◆ Page text ◆
⟨

Re: Perform streaming logical transactions by background workers and parallel apply

From: Peter Smith <smithpb2250(at)gmail(dot)com>
To: "houzj(dot)fnst(at)fujitsu(dot)com" <houzj(dot)fnst(at)fujitsu(dot)com>
Cc: Amit Kapila <amit(dot)kapila16(at)gmail(dot)com>, Masahiko Sawada <sawada(dot)mshk(at)gmail(dot)com>, "wangw(dot)fnst(at)fujitsu(dot)com" <wangw(dot)fnst(at)fujitsu(dot)com>, "shiy(dot)fnst(at)fujitsu(dot)com" <shiy(dot)fnst(at)fujitsu(dot)com>, PostgreSQL Hackers <pgsql-hackers(at)lists(dot)postgresql(dot)org>, Dilip Kumar <dilipbalaut(at)gmail(dot)com>
Subject: Re: Perform streaming logical transactions by background workers and parallel apply
Date: 2023-01-12 04:23:49
Message-ID: CAHut+PvA10Bp9Jaw9OS2+puKHr7ry_xB3Tf2-bbv5gyxD5E_gw@mail.gmail.com
Views: Raw Message | Whole Thread | Download mbox | Resend email
Thread:
Lists: pgsql-hackers

Hi, here are some review comments for patch v78-0001.

======

General

1. (terminology)

AFAIK everywhere until now we’ve been referring everywhere
(docs/comments/code) to the parent apply worker as the "leader apply
worker". Not the "main apply worker". Not the "apply leader worker".
Not any other variations...

From this POV I think the worker member "apply_leader_pid" would be
better named "leader_apply_pid", but I see that this was already
committed to HEAD differently.

Maybe it is not possible (or you don't want) to change that internal
member name but IMO at least all the new code and docs should try to
be using consistent terminology (e.g. leader_apply_XXX) where
possible.

======

Commit message

2.

main_worker_pid is Process ID of the leader apply worker, if this process is a
apply parallel worker. NULL if this process is a leader apply worker or a
synchronization worker.

IIUC, this text is just cut/paste from the monitoring.sgml. In a
review comment below I suggest some changes to that text, so then this
commit message should also change to be the same.

~~

3.

The new column can make it easier to distinguish leader apply worker and apply
parallel worker which is also similar to the 'leader_pid' column in
pg_stat_activity.

SUGGESTION
The new column makes it easier to distinguish parallel apply workers
from other kinds of workers. It is implemented this way to be similar
to the 'leader_pid' column in pg_stat_activity.

⟩

◆ Data block ◆
⟨

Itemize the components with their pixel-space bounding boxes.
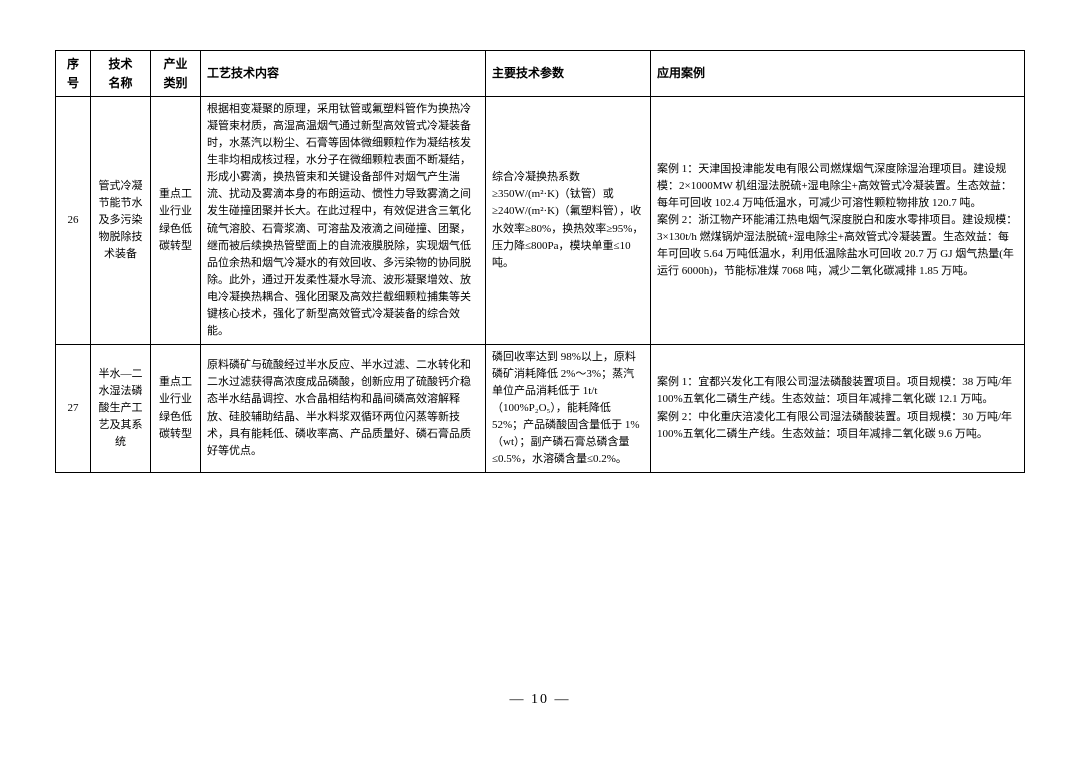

⟩

◆ What to do ◆
1. In the review of patch v78-0001, what name does the reviewer propose for the worker member "apply_leader_pid"?
2. Carry the review of patch v78-0001 forward from its last line.
The material plays no part in the work here.

◆ Answers by task ◆
1. "leader_apply_pid"

2.
======

doc/src/sgml/logical-replication.sgml

4.

+ being synchronized. Moreover, if the streaming transaction is applied in
+ parallel, there will be additional workers.

SUGGESTION
there will be additional workers -> there may be additional parallel
apply workers

======

doc/src/sgml/monitoring.sgml

5. pg_stat_subscription

@@ -3198,11 +3198,22 @@ SELECT pid, wait_event_type, wait_event FROM
pg_stat_activity WHERE wait_event i

<row>
<entry role="catalog_table_entry"><para role="column_definition">
+ <structfield>apply_leader_pid</structfield> <type>integer</type>
+ </para>
+ <para>
+ Process ID of the leader apply worker, if this process is a apply
+ parallel worker. NULL if this process is a leader apply worker or a
+ synchronization worker.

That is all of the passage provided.